## Entries from a dataset
+ + +

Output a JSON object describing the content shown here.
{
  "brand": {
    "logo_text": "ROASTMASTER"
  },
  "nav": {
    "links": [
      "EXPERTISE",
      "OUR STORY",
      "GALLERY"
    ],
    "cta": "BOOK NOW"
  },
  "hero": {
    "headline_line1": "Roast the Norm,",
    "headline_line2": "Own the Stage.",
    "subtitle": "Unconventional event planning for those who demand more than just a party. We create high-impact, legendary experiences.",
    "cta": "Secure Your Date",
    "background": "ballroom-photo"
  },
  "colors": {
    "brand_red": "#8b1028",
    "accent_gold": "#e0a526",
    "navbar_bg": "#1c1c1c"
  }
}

+ + +

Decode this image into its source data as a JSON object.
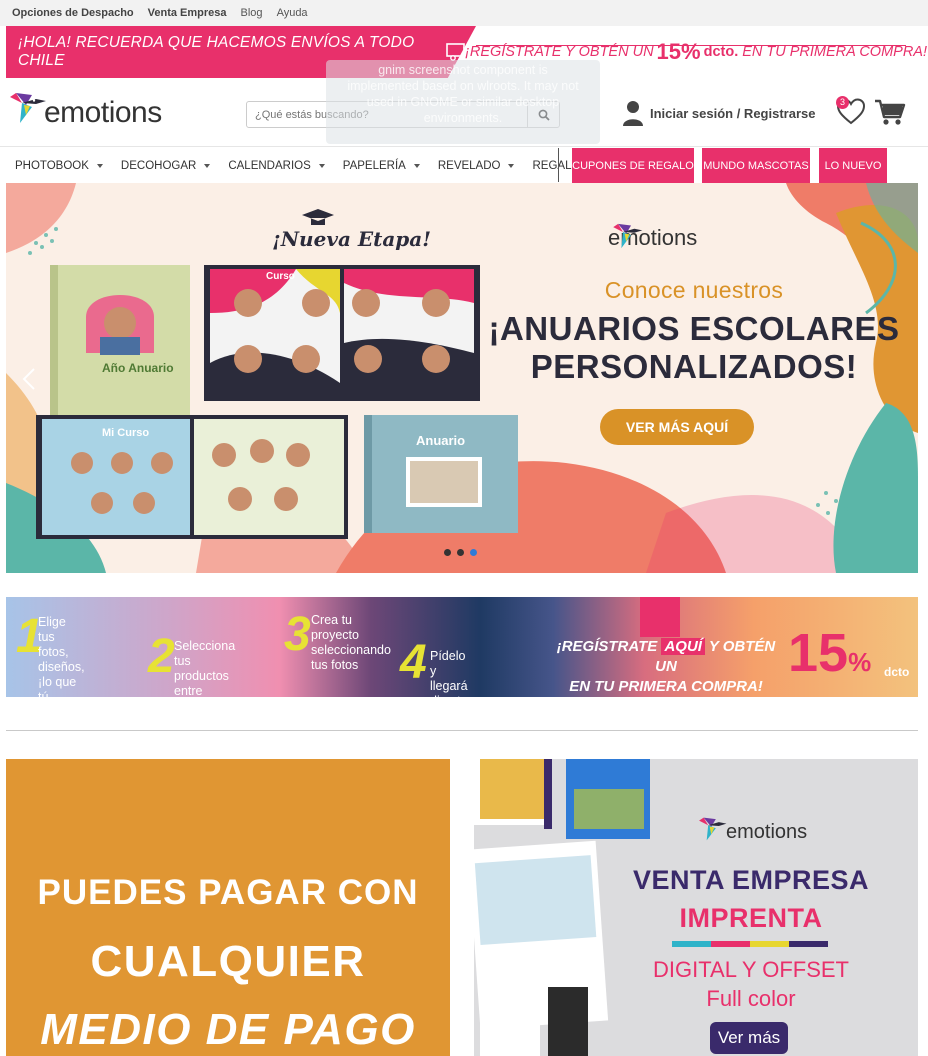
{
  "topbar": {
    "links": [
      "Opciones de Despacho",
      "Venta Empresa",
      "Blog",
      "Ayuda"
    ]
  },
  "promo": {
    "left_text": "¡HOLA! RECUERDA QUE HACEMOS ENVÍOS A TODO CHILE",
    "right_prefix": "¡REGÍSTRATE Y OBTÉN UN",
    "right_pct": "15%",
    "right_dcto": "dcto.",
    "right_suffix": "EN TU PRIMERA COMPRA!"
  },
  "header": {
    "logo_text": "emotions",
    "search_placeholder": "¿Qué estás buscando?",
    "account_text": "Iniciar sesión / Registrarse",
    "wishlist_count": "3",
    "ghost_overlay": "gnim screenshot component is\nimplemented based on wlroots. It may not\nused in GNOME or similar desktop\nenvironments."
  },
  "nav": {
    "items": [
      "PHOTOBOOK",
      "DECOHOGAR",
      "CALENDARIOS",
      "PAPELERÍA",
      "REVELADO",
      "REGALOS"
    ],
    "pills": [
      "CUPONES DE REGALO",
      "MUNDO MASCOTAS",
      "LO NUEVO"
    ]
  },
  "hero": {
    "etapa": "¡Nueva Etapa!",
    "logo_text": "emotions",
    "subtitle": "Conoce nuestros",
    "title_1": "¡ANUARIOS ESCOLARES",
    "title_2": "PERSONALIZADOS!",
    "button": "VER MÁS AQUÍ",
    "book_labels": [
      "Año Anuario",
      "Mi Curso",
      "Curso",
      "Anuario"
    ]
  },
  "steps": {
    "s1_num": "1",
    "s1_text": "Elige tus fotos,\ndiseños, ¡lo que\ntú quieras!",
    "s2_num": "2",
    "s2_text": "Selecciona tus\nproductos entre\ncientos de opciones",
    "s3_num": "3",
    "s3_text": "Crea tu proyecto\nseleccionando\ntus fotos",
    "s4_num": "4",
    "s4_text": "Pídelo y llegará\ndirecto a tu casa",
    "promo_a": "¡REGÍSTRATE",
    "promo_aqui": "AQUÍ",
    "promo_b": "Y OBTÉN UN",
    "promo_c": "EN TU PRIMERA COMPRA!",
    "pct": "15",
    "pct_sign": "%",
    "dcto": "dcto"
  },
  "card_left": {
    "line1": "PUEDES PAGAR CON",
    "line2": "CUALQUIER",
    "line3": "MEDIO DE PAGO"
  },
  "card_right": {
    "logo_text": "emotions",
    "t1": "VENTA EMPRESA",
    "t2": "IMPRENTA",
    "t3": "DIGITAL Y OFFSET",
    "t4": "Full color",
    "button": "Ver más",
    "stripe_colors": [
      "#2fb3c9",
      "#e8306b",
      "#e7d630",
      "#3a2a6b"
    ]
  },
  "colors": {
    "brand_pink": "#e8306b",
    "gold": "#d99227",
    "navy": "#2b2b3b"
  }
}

+ + +

## GIVEN TASK
Take every line containing the word "subtitle" and copy it.

## OUTPUT BELOW
    "subtitle": "Unconventional event planning for those who demand more than just a party. We create high-impact, legendary experiences.",
    "subtitle": "Conoce nuestros",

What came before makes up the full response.